I'm trying to plan for one of my projects, and I'm considering using pyramid as a base. But while I was fiddling with it, I realized it wasn't really cross-platform. Is there any way to use pyramid/pylons without installing it? I would like to unpackage it and use it as an import, allowing me to move my project as a folder to many different computers with different OSes and performing normally.
> I'm trying to plan for one of my projects, and I'm considering using
> pyramid as a base. But while I was fiddling with it, I realized it
> wasn't really cross-platform.
Care to provide some evidence/background for your sweeping generalisations?
> Is there any way to use pyramid/pylons without installing it?
What do you mean by "installing"?
> I would
> like to unpackage it and use it as an import, allowing me to move my
> project as a folder to many different computers with different OSes and
> performing normally.
It's more usual to have a requirements.txt or buildout.cfg and install separately on each machine you need it.
Sorry, I didn't mean it wasn't downright incompatible with cross platform. My wording was off. I meant that, If I wanted to do it following the tutorial on the website, I would have to create a script that installs the virtual environment and pyramid for that OS, then run it. I would have to include a binary for each OS in the package to send to each one.

----

JOB 1:
Pick out every line of the listing below that contains the string "card".

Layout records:
----

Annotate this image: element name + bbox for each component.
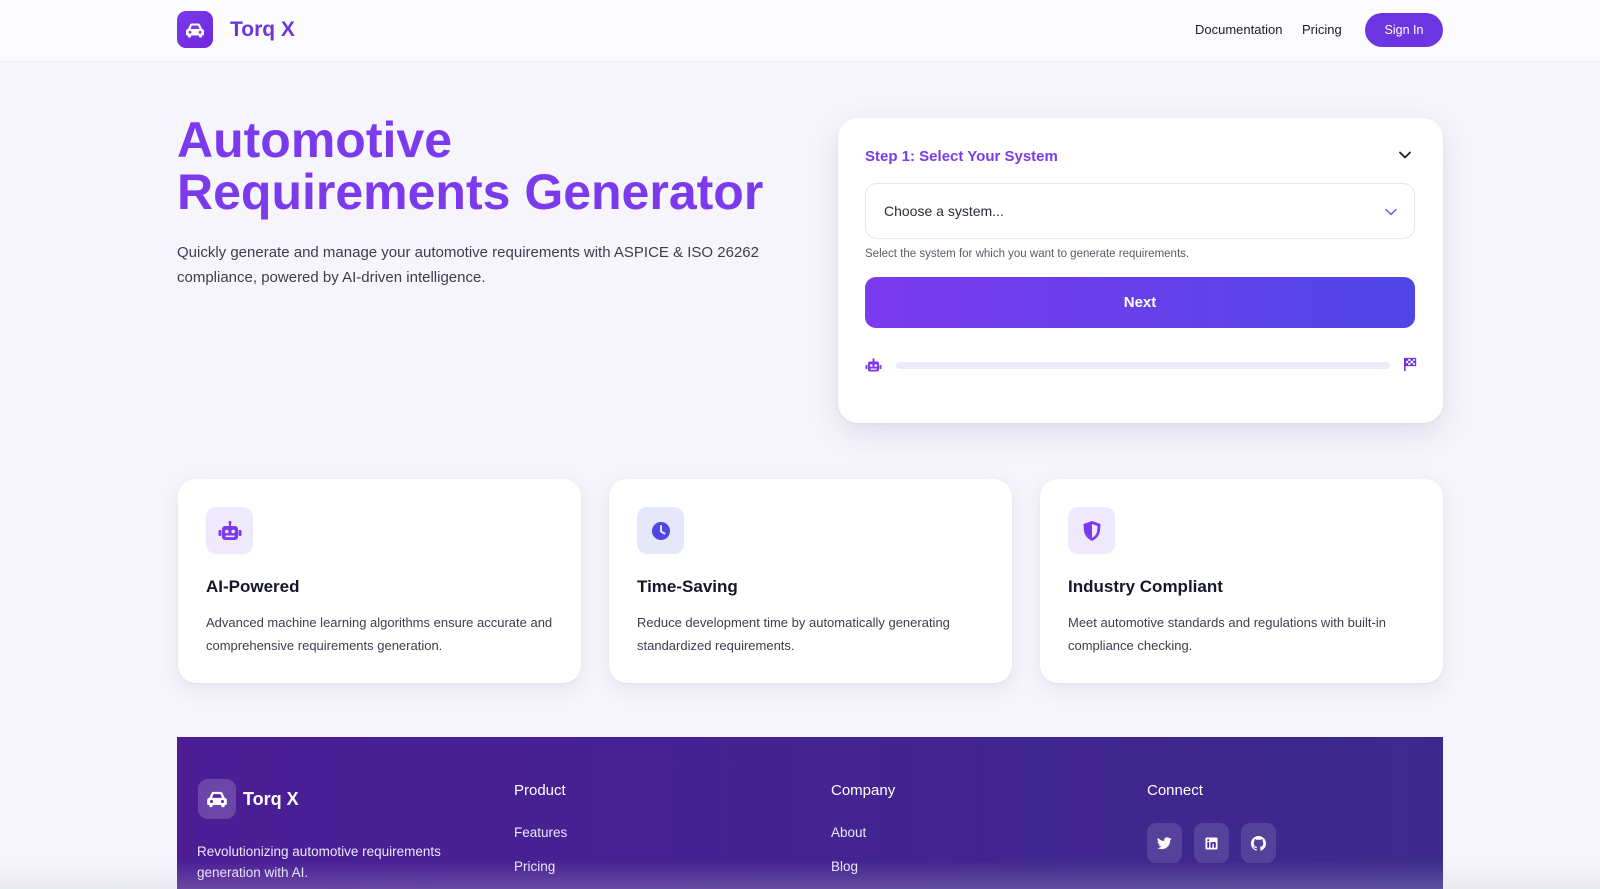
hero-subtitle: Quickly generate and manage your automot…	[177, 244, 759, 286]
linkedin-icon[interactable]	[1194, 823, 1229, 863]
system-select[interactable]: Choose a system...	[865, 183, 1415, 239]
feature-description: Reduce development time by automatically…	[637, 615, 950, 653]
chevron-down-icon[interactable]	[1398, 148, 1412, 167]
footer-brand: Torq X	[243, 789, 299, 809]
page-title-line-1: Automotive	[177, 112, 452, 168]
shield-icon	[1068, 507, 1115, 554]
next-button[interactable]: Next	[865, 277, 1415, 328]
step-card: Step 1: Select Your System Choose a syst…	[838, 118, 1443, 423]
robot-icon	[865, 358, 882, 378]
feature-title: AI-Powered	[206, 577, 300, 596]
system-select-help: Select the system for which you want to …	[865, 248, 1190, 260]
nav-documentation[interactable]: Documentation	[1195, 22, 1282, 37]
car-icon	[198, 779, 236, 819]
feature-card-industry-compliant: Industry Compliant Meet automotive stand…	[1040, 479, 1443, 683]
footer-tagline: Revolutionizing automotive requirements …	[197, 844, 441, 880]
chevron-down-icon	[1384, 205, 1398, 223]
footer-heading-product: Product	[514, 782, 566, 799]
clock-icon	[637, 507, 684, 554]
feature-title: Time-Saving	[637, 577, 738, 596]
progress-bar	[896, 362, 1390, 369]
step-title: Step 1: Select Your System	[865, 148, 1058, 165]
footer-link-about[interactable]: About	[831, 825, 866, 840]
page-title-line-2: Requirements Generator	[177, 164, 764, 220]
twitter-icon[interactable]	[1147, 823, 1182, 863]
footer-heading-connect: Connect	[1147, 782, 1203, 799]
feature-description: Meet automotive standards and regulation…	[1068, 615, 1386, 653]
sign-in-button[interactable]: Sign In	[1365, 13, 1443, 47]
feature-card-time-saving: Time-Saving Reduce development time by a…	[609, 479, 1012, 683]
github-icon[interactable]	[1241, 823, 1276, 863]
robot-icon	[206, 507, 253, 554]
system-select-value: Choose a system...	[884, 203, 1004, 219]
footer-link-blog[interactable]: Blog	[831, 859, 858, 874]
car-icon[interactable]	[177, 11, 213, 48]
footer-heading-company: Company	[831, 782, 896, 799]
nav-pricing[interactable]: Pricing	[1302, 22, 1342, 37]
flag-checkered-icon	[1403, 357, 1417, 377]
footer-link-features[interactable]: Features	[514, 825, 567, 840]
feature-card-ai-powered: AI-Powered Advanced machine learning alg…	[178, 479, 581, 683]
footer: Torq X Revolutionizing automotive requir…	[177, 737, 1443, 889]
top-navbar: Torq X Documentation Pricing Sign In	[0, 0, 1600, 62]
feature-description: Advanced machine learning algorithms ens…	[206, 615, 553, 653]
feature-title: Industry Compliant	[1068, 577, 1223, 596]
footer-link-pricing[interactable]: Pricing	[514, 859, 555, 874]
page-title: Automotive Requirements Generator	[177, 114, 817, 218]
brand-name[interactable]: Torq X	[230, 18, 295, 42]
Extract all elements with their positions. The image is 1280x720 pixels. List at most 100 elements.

----

JOB 2:
Decide whether each statement agrees with the Pyramid discussion, answering yes or no and quoting the deciding words: (a) The first writer hopes to carry the project as a folder to computers running different OSes. (b) The reply recommends unpacking pyramid into the project as an import. (c) Following the website tutorial would mean writing a script that installs the virtual environment and pyramid for the given OS.

CORRECT RESULT 1:
step-card: Step 1: Select Your System Choose a syst…	[838, 118, 1443, 423]
feature-card-industry-compliant: Industry Compliant Meet automotive stand…	[1040, 479, 1443, 683]
feature-card-time-saving: Time-Saving Reduce development time by a…	[609, 479, 1012, 683]
feature-card-ai-powered: AI-Powered Advanced machine learning alg…	[178, 479, 581, 683]

CORRECT RESULT 2:
(a) Yes: "allowing me to move my project as a folder to many different computers with different OSes and performing normally."
(b) No: "It's more usual to have a requirements.txt or buildout.cfg and install separately on each machine you need it."
(c) Yes: "I would have to create a script that installs the virtual environment and pyramid for that OS, then run it."